### Task description
Every entry needs to be reproduced exactly.
** Start Raw data **
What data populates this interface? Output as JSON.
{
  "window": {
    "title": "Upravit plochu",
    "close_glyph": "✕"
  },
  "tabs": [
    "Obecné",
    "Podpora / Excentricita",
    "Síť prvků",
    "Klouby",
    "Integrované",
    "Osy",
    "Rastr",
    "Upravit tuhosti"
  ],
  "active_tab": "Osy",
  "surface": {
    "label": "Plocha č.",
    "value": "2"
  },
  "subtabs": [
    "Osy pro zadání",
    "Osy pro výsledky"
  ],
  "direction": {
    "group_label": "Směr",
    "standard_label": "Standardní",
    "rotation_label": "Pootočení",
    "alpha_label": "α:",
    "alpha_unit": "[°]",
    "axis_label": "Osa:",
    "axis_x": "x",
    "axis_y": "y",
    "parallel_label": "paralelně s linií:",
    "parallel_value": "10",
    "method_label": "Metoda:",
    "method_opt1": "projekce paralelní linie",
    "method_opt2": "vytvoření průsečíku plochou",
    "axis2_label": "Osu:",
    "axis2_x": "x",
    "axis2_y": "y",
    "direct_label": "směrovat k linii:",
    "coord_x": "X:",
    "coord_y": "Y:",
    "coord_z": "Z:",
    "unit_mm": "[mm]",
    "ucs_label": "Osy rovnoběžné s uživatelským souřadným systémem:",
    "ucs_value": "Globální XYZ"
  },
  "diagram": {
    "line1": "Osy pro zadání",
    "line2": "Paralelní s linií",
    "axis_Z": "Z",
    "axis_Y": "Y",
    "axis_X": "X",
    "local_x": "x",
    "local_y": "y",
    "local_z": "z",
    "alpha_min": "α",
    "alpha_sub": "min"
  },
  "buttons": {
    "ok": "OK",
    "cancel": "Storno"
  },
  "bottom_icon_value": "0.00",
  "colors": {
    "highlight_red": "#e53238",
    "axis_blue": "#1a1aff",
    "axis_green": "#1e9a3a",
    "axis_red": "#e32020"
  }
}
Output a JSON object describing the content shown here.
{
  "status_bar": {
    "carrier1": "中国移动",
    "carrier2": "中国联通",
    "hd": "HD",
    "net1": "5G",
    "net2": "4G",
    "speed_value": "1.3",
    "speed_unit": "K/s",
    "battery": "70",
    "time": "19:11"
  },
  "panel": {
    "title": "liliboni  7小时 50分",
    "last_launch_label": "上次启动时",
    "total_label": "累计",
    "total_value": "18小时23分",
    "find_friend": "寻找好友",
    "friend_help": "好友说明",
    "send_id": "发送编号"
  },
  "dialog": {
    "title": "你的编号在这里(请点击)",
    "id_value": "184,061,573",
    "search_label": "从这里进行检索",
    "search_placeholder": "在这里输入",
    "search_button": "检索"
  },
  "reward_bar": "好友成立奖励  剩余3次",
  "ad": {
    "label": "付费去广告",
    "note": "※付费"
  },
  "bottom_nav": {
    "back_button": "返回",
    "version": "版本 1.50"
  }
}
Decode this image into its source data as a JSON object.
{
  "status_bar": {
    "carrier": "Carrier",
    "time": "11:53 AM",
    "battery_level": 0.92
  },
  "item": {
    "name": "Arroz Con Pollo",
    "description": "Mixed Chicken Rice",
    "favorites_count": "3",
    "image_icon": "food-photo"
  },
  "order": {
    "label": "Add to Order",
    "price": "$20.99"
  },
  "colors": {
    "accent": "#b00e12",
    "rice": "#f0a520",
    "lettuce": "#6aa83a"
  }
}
** End Raw data **
### The answer
What data populates this interface? Output as JSON.
{
  "window": {
    "title": "Upravit plochu",
    "close_glyph": "✕"
  },
  "tabs": [
    "Obecné",
    "Podpora / Excentricita",
    "Síť prvků",
    "Klouby",
    "Integrované",
    "Osy",
    "Rastr",
    "Upravit tuhosti"
  ],
  "active_tab": "Osy",
  "surface": {
    "label": "Plocha č.",
    "value": "2"
  },
  "subtabs": [
    "Osy pro zadání",
    "Osy pro výsledky"
  ],
  "direction": {
    "group_label": "Směr",
    "standard_label": "Standardní",
    "rotation_label": "Pootočení",
    "alpha_label": "α:",
    "alpha_unit": "[°]",
    "axis_label": "Osa:",
    "axis_x": "x",
    "axis_y": "y",
    "parallel_label": "paralelně s linií:",
    "parallel_value": "10",
    "method_label": "Metoda:",
    "method_opt1": "projekce paralelní linie",
    "method_opt2": "vytvoření průsečíku plochou",
    "axis2_label": "Osu:",
    "axis2_x": "x",
    "axis2_y": "y",
    "direct_label": "směrovat k linii:",
    "coord_x": "X:",
    "coord_y": "Y:",
    "coord_z": "Z:",
    "unit_mm": "[mm]",
    "ucs_label": "Osy rovnoběžné s uživatelským souřadným systémem:",
    "ucs_value": "Globální XYZ"
  },
  "diagram": {
    "line1": "Osy pro zadání",
    "line2": "Paralelní s linií",
    "axis_Z": "Z",
    "axis_Y": "Y",
    "axis_X": "X",
    "local_x": "x",
    "local_y": "y",
    "local_z": "z",
    "alpha_min": "α",
    "alpha_sub": "min"
  },
  "buttons": {
    "ok": "OK",
    "cancel": "Storno"
  },
  "bottom_icon_value": "0.00",
  "colors": {
    "highlight_red": "#e53238",
    "axis_blue": "#1a1aff",
    "axis_green": "#1e9a3a",
    "axis_red": "#e32020"
  }
}
Output a JSON object describing the content shown here.
{
  "status_bar": {
    "carrier1": "中国移动",
    "carrier2": "中国联通",
    "hd": "HD",
    "net1": "5G",
    "net2": "4G",
    "speed_value": "1.3",
    "speed_unit": "K/s",
    "battery": "70",
    "time": "19:11"
  },
  "panel": {
    "title": "liliboni  7小时 50分",
    "last_launch_label": "上次启动时",
    "total_label": "累计",
    "total_value": "18小时23分",
    "find_friend": "寻找好友",
    "friend_help": "好友说明",
    "send_id": "发送编号"
  },
  "dialog": {
    "title": "你的编号在这里(请点击)",
    "id_value": "184,061,573",
    "search_label": "从这里进行检索",
    "search_placeholder": "在这里输入",
    "search_button": "检索"
  },
  "reward_bar": "好友成立奖励  剩余3次",
  "ad": {
    "label": "付费去广告",
    "note": "※付费"
  },
  "bottom_nav": {
    "back_button": "返回",
    "version": "版本 1.50"
  }
}
Decode this image into its source data as a JSON object.
{
  "status_bar": {
    "carrier": "Carrier",
    "time": "11:53 AM",
    "battery_level": 0.92
  },
  "item": {
    "name": "Arroz Con Pollo",
    "description": "Mixed Chicken Rice",
    "favorites_count": "3",
    "image_icon": "food-photo"
  },
  "order": {
    "label": "Add to Order",
    "price": "$20.99"
  },
  "colors": {
    "accent": "#b00e12",
    "rice": "#f0a520",
    "lettuce": "#6aa83a"
  }
}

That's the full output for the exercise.